Quote all entries exactly, leaving pictures aside.

## Begin Task inputs

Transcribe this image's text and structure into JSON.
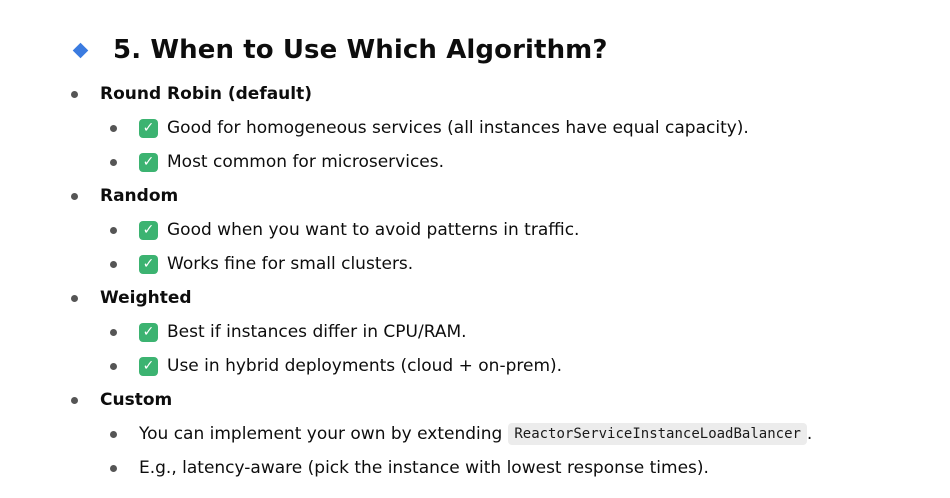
{
  "heading": {
    "icon": "diamond-icon",
    "icon_color": "#3b7be0",
    "title": "5. When to Use Which Algorithm?"
  },
  "sections": [
    {
      "title": "Round Robin (default)",
      "items": [
        "Good for homogeneous services (all instances have equal capacity).",
        "Most common for microservices."
      ]
    },
    {
      "title": "Random",
      "items": [
        "Good when you want to avoid patterns in traffic.",
        "Works fine for small clusters."
      ]
    },
    {
      "title": "Weighted",
      "items": [
        "Best if instances differ in CPU/RAM.",
        "Use in hybrid deployments (cloud + on-prem)."
      ]
    },
    {
      "title": "Custom",
      "items": [
        {
          "text": "You can implement your own by extending",
          "code": "ReactorServiceInstanceLoadBalancer",
          "suffix": "."
        },
        "E.g., latency-aware (pick the instance with lowest response times)."
      ]
    }
  ],
  "check_icon": {
    "name": "check-mark-icon",
    "glyph": "✓",
    "color": "#3cb371"
  }
}
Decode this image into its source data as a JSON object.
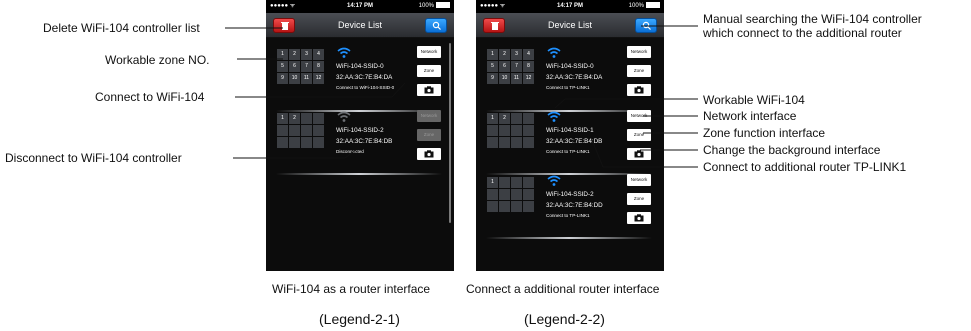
{
  "annotations_left": {
    "delete": "Delete WiFi-104 controller list",
    "zone_no": "Workable zone NO.",
    "connect": "Connect to WiFi-104",
    "disconnect": "Disconnect to WiFi-104 controller"
  },
  "annotations_right": {
    "manual_search_1": "Manual searching the WiFi-104 controller",
    "manual_search_2": "which connect to the additional router",
    "workable_wifi": "Workable WiFi-104",
    "network_interface": "Network interface",
    "zone_interface": "Zone function interface",
    "background_interface": "Change the background interface",
    "additional_router": "Connect to additional router TP-LINK1"
  },
  "captions": {
    "left": "WiFi-104 as a router interface",
    "right": "Connect a additional router interface",
    "legend_left": "(Legend-2-1)",
    "legend_right": "(Legend-2-2)"
  },
  "phone_left": {
    "status": {
      "signal": "●●●●● ᯤ",
      "time": "14:17 PM",
      "battery": "100%"
    },
    "title": "Device List",
    "devices": [
      {
        "zones": [
          "1",
          "2",
          "3",
          "4",
          "5",
          "6",
          "7",
          "8",
          "9",
          "10",
          "11",
          "12"
        ],
        "name": "WiFi-104-SSID-0",
        "mac": "32:AA:3C:7E:B4:DA",
        "status": "Connect to WiFi-104-SSID-0",
        "network": "Network",
        "zone": "Zone",
        "active": true
      },
      {
        "zones": [
          "1",
          "2",
          "",
          "",
          "",
          "",
          "",
          "",
          "",
          "",
          "",
          ""
        ],
        "name": "WiFi-104-SSID-2",
        "mac": "32:AA:3C:7E:B4:DB",
        "status": "Disconnected",
        "network": "Network",
        "zone": "Zone",
        "active": false
      }
    ]
  },
  "phone_right": {
    "status": {
      "signal": "●●●●● ᯤ",
      "time": "14:17 PM",
      "battery": "100%"
    },
    "title": "Device List",
    "devices": [
      {
        "zones": [
          "1",
          "2",
          "3",
          "4",
          "5",
          "6",
          "7",
          "8",
          "9",
          "10",
          "11",
          "12"
        ],
        "name": "WiFi-104-SSID-0",
        "mac": "32:AA:3C:7E:B4:DA",
        "status": "Connect to TP-LINK1",
        "network": "Network",
        "zone": "Zone"
      },
      {
        "zones": [
          "1",
          "2",
          "",
          "",
          "",
          "",
          "",
          "",
          "",
          "",
          "",
          ""
        ],
        "name": "WiFi-104-SSID-1",
        "mac": "32:AA:3C:7E:B4:DB",
        "status": "Connect to TP-LINK1",
        "network": "Network",
        "zone": "Zone"
      },
      {
        "zones": [
          "1",
          "",
          "",
          "",
          "",
          "",
          "",
          "",
          "",
          "",
          "",
          ""
        ],
        "name": "WiFi-104-SSID-2",
        "mac": "32:AA:3C:7E:B4:DD",
        "status": "Connect to TP-LINK1",
        "network": "Network",
        "zone": "Zone"
      }
    ]
  },
  "colors": {
    "delete_button": "#d92323",
    "search_button": "#1b8cf0",
    "wifi_icon": "#1e90ff",
    "phone_bg": "#0c0c0c"
  },
  "icons": {
    "delete": "trash-icon",
    "search": "search-icon",
    "wifi": "wifi-icon",
    "camera": "camera-icon"
  }
}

## End Task inputs

• Exercise output:
Transcribe this image's text and structure into JSON.
{
  "heading": {
    "icon": "diamond-icon",
    "icon_color": "#3b7be0",
    "title": "5. When to Use Which Algorithm?"
  },
  "sections": [
    {
      "title": "Round Robin (default)",
      "items": [
        "Good for homogeneous services (all instances have equal capacity).",
        "Most common for microservices."
      ]
    },
    {
      "title": "Random",
      "items": [
        "Good when you want to avoid patterns in traffic.",
        "Works fine for small clusters."
      ]
    },
    {
      "title": "Weighted",
      "items": [
        "Best if instances differ in CPU/RAM.",
        "Use in hybrid deployments (cloud + on-prem)."
      ]
    },
    {
      "title": "Custom",
      "items": [
        {
          "text": "You can implement your own by extending",
          "code": "ReactorServiceInstanceLoadBalancer",
          "suffix": "."
        },
        "E.g., latency-aware (pick the instance with lowest response times)."
      ]
    }
  ],
  "check_icon": {
    "name": "check-mark-icon",
    "glyph": "✓",
    "color": "#3cb371"
  }
}
Decode this image into its source data as a JSON object.
{
  "annotations_left": {
    "delete": "Delete WiFi-104 controller list",
    "zone_no": "Workable zone NO.",
    "connect": "Connect to WiFi-104",
    "disconnect": "Disconnect to WiFi-104 controller"
  },
  "annotations_right": {
    "manual_search_1": "Manual searching the WiFi-104 controller",
    "manual_search_2": "which connect to the additional router",
    "workable_wifi": "Workable WiFi-104",
    "network_interface": "Network interface",
    "zone_interface": "Zone function interface",
    "background_interface": "Change the background interface",
    "additional_router": "Connect to additional router TP-LINK1"
  },
  "captions": {
    "left": "WiFi-104 as a router interface",
    "right": "Connect a additional router interface",
    "legend_left": "(Legend-2-1)",
    "legend_right": "(Legend-2-2)"
  },
  "phone_left": {
    "status": {
      "signal": "●●●●● ᯤ",
      "time": "14:17 PM",
      "battery": "100%"
    },
    "title": "Device List",
    "devices": [
      {
        "zones": [
          "1",
          "2",
          "3",
          "4",
          "5",
          "6",
          "7",
          "8",
          "9",
          "10",
          "11",
          "12"
        ],
        "name": "WiFi-104-SSID-0",
        "mac": "32:AA:3C:7E:B4:DA",
        "status": "Connect to WiFi-104-SSID-0",
        "network": "Network",
        "zone": "Zone",
        "active": true
      },
      {
        "zones": [
          "1",
          "2",
          "",
          "",
          "",
          "",
          "",
          "",
          "",
          "",
          "",
          ""
        ],
        "name": "WiFi-104-SSID-2",
        "mac": "32:AA:3C:7E:B4:DB",
        "status": "Disconnected",
        "network": "Network",
        "zone": "Zone",
        "active": false
      }
    ]
  },
  "phone_right": {
    "status": {
      "signal": "●●●●● ᯤ",
      "time": "14:17 PM",
      "battery": "100%"
    },
    "title": "Device List",
    "devices": [
      {
        "zones": [
          "1",
          "2",
          "3",
          "4",
          "5",
          "6",
          "7",
          "8",
          "9",
          "10",
          "11",
          "12"
        ],
        "name": "WiFi-104-SSID-0",
        "mac": "32:AA:3C:7E:B4:DA",
        "status": "Connect to TP-LINK1",
        "network": "Network",
        "zone": "Zone"
      },
      {
        "zones": [
          "1",
          "2",
          "",
          "",
          "",
          "",
          "",
          "",
          "",
          "",
          "",
          ""
        ],
        "name": "WiFi-104-SSID-1",
        "mac": "32:AA:3C:7E:B4:DB",
        "status": "Connect to TP-LINK1",
        "network": "Network",
        "zone": "Zone"
      },
      {
        "zones": [
          "1",
          "",
          "",
          "",
          "",
          "",
          "",
          "",
          "",
          "",
          "",
          ""
        ],
        "name": "WiFi-104-SSID-2",
        "mac": "32:AA:3C:7E:B4:DD",
        "status": "Connect to TP-LINK1",
        "network": "Network",
        "zone": "Zone"
      }
    ]
  },
  "colors": {
    "delete_button": "#d92323",
    "search_button": "#1b8cf0",
    "wifi_icon": "#1e90ff",
    "phone_bg": "#0c0c0c"
  },
  "icons": {
    "delete": "trash-icon",
    "search": "search-icon",
    "wifi": "wifi-icon",
    "camera": "camera-icon"
  }
}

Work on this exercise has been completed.